[Data entries for graphics]
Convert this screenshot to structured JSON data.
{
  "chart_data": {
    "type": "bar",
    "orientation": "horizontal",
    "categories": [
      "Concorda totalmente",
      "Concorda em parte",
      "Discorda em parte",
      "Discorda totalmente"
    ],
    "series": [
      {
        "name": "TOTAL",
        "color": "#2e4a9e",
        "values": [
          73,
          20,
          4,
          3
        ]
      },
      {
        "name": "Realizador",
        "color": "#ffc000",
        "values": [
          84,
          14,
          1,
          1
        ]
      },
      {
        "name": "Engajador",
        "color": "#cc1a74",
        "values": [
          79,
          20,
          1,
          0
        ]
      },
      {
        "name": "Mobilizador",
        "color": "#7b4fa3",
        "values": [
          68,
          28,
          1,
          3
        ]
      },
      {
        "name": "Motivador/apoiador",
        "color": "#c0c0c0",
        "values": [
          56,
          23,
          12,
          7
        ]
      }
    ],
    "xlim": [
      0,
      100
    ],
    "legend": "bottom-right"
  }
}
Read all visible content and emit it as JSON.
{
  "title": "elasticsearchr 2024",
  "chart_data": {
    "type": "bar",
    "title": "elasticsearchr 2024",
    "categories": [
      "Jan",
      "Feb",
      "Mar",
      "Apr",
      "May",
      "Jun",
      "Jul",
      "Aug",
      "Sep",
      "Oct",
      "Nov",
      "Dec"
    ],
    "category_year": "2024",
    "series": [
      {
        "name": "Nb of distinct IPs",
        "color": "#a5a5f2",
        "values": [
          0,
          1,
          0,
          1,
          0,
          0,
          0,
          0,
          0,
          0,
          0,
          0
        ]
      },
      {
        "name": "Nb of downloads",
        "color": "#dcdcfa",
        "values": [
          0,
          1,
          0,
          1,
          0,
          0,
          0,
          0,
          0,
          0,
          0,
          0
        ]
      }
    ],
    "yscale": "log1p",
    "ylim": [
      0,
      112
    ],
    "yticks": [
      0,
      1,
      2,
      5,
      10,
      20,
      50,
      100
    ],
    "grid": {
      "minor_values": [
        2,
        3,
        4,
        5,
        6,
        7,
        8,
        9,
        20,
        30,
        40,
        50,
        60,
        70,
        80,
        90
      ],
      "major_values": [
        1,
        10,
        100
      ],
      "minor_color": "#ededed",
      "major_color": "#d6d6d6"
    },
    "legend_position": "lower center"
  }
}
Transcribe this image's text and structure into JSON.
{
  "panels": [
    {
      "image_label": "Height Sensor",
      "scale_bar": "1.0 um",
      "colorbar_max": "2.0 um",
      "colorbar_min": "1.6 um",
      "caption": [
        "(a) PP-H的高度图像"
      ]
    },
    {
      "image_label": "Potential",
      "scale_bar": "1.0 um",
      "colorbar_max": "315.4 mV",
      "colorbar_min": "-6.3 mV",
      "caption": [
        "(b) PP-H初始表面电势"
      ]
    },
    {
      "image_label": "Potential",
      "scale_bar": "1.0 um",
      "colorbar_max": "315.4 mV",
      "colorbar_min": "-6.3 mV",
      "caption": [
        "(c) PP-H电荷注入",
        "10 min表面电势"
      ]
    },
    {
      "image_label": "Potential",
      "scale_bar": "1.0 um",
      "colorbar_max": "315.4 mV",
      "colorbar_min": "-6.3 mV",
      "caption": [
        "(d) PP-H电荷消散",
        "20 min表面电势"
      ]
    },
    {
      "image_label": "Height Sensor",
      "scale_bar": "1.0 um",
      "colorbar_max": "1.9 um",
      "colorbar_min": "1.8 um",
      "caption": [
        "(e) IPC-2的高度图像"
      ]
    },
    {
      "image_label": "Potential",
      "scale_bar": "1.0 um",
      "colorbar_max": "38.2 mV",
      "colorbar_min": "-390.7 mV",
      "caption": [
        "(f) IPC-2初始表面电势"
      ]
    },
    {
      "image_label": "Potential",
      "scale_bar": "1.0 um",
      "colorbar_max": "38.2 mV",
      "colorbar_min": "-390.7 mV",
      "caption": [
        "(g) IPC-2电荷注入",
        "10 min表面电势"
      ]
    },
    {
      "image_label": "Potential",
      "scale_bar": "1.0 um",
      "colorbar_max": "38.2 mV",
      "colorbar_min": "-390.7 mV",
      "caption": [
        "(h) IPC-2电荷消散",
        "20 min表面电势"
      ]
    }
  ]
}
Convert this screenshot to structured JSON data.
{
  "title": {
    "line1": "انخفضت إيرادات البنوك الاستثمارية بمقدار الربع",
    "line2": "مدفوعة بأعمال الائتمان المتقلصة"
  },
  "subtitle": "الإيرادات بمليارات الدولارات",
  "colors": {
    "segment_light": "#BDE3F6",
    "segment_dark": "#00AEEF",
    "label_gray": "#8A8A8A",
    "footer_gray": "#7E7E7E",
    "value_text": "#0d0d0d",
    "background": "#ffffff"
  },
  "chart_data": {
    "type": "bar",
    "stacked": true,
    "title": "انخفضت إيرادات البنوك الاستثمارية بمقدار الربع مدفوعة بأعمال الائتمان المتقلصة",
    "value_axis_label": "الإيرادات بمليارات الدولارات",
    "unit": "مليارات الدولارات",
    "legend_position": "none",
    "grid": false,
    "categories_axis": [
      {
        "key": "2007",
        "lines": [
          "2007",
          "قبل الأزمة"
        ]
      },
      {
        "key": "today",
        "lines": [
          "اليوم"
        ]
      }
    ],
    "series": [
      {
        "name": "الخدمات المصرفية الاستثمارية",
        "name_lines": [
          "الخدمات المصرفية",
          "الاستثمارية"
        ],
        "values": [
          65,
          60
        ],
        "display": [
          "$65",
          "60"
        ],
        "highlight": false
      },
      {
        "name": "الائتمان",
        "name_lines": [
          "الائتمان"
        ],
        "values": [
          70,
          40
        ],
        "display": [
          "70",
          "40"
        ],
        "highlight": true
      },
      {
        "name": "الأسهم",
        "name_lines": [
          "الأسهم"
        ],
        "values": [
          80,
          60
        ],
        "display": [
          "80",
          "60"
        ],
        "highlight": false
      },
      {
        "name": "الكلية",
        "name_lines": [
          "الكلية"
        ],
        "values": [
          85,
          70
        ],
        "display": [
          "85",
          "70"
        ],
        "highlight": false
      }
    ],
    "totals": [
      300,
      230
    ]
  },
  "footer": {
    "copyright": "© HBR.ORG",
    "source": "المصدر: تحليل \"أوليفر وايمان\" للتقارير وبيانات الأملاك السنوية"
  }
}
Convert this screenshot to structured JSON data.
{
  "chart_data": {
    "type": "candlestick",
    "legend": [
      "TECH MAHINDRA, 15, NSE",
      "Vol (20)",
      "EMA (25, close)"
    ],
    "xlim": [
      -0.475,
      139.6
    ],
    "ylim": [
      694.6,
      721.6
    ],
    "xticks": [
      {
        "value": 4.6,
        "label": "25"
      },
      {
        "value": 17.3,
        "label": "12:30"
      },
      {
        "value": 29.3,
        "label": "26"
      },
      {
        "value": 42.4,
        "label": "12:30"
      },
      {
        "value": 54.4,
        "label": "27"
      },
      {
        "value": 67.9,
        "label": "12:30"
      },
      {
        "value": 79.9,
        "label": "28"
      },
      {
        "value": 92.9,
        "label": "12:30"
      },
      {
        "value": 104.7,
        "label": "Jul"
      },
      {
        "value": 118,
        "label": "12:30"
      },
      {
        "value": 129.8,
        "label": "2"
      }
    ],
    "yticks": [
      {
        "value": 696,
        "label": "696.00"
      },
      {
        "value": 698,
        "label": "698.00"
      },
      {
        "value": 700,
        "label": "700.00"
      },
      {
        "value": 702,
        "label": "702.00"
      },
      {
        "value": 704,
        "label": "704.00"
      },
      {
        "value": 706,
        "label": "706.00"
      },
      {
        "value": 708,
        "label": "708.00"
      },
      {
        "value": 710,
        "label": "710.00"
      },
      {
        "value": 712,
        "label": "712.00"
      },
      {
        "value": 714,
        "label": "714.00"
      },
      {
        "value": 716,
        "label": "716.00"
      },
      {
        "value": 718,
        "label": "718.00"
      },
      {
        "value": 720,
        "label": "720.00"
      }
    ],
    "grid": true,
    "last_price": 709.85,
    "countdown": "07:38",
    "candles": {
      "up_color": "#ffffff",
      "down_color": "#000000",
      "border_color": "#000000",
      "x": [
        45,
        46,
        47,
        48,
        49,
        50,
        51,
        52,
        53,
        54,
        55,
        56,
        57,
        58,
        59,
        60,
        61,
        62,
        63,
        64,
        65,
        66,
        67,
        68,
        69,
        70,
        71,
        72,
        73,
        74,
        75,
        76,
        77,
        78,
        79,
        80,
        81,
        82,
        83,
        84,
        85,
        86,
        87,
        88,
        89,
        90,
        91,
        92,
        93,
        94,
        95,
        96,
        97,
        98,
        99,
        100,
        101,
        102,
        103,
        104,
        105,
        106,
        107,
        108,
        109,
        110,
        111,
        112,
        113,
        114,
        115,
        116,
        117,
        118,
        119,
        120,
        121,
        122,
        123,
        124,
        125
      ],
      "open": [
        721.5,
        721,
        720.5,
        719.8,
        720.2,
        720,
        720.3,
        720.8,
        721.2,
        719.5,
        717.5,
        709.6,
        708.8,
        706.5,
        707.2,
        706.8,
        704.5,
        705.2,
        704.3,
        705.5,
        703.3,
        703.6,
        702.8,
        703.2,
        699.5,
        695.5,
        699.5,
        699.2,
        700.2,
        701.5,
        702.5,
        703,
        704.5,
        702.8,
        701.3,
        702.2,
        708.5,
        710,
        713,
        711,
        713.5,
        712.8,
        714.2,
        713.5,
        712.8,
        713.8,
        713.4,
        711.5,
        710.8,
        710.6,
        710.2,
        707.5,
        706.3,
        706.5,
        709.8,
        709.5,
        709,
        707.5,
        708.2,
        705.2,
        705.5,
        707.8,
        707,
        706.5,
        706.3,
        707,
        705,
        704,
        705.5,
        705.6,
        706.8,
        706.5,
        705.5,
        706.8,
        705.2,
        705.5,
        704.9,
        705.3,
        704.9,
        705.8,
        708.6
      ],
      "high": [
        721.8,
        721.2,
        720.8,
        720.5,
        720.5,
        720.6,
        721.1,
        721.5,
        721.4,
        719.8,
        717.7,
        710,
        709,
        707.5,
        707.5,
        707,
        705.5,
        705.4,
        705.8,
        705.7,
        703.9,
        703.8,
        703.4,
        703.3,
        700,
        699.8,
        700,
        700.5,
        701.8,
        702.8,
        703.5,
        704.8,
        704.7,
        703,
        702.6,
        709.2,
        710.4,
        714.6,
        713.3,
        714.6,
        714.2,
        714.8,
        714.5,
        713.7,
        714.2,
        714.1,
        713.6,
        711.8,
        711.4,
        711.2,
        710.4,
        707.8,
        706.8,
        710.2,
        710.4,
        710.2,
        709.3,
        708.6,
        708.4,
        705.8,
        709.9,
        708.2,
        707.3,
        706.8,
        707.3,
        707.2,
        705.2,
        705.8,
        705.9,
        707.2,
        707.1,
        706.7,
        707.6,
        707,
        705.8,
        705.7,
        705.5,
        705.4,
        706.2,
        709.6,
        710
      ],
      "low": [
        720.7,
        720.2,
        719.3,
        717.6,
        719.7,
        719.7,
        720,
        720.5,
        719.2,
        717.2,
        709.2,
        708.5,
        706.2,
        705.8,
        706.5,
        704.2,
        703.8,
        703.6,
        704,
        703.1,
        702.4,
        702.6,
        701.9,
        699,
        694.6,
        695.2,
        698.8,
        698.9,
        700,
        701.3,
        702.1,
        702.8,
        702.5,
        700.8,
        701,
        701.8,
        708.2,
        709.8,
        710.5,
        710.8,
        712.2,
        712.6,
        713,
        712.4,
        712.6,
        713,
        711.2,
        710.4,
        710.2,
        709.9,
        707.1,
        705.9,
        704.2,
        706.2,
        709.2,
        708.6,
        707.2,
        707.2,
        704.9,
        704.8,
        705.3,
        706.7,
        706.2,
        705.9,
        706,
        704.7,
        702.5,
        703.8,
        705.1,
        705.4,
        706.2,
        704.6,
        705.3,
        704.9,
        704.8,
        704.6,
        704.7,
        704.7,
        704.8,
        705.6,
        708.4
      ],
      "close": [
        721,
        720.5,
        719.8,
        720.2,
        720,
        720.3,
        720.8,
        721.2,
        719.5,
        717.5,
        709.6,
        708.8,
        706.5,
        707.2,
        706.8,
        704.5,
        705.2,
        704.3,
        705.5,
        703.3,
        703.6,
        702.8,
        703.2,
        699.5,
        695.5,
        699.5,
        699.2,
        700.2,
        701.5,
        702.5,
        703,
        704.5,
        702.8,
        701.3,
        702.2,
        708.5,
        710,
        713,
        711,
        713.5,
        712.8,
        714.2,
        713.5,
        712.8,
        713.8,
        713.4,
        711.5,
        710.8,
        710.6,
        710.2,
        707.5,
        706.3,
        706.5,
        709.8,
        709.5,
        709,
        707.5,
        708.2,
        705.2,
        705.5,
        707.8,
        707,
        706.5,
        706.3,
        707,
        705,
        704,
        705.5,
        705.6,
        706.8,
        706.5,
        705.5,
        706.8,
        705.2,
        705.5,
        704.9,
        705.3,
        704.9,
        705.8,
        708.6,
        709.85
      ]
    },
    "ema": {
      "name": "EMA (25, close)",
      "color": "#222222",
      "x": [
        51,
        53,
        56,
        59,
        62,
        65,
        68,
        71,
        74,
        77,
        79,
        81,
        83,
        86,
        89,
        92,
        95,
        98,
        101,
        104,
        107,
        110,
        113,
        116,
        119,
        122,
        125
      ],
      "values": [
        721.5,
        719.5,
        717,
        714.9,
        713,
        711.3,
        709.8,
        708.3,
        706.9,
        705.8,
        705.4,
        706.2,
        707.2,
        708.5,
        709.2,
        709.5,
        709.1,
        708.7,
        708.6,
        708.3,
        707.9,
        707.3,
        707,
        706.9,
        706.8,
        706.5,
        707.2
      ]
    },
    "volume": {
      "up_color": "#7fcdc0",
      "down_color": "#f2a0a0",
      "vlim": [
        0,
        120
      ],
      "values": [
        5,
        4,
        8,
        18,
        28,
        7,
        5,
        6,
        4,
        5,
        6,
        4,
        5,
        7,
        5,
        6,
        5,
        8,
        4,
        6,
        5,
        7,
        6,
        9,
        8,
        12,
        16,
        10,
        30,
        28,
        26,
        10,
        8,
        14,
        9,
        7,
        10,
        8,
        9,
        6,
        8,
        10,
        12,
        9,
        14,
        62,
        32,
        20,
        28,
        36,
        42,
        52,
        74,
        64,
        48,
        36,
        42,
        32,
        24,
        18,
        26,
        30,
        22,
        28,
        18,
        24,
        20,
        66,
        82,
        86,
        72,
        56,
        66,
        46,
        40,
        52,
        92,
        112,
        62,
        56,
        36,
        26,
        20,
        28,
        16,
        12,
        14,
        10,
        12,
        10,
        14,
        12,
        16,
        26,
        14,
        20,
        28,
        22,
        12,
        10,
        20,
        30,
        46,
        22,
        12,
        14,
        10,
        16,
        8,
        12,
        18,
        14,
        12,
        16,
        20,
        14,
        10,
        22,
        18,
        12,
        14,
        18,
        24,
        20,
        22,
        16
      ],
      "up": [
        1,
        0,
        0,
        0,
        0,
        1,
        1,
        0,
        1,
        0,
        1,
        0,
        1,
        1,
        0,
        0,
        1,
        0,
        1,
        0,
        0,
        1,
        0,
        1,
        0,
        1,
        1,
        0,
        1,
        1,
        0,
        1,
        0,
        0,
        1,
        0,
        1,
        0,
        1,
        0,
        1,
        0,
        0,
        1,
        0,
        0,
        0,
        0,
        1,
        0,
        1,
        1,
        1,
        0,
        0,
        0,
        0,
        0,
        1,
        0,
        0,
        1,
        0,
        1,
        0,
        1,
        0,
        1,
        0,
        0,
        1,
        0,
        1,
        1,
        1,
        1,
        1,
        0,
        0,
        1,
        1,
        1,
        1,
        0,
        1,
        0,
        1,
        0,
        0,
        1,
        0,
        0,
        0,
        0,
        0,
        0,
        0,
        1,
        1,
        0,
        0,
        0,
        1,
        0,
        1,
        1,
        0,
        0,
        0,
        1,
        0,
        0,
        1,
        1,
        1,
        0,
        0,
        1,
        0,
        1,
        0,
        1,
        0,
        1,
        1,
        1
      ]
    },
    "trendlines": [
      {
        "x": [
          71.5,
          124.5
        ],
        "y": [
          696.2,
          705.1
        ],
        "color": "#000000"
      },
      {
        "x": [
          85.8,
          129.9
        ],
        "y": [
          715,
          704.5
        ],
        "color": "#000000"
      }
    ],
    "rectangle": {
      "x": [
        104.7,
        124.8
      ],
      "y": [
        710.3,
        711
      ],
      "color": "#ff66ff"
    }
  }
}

INSTRUCTIONS TO FOLLOW ::
Which lines in the listing above hold the word "المتقلصة"? Show each of them.

COMPLETED EXERCISE ::
    "line2": "مدفوعة بأعمال الائتمان المتقلصة"
    "title": "انخفضت إيرادات البنوك الاستثمارية بمقدار الربع مدفوعة بأعمال الائتمان المتقلصة",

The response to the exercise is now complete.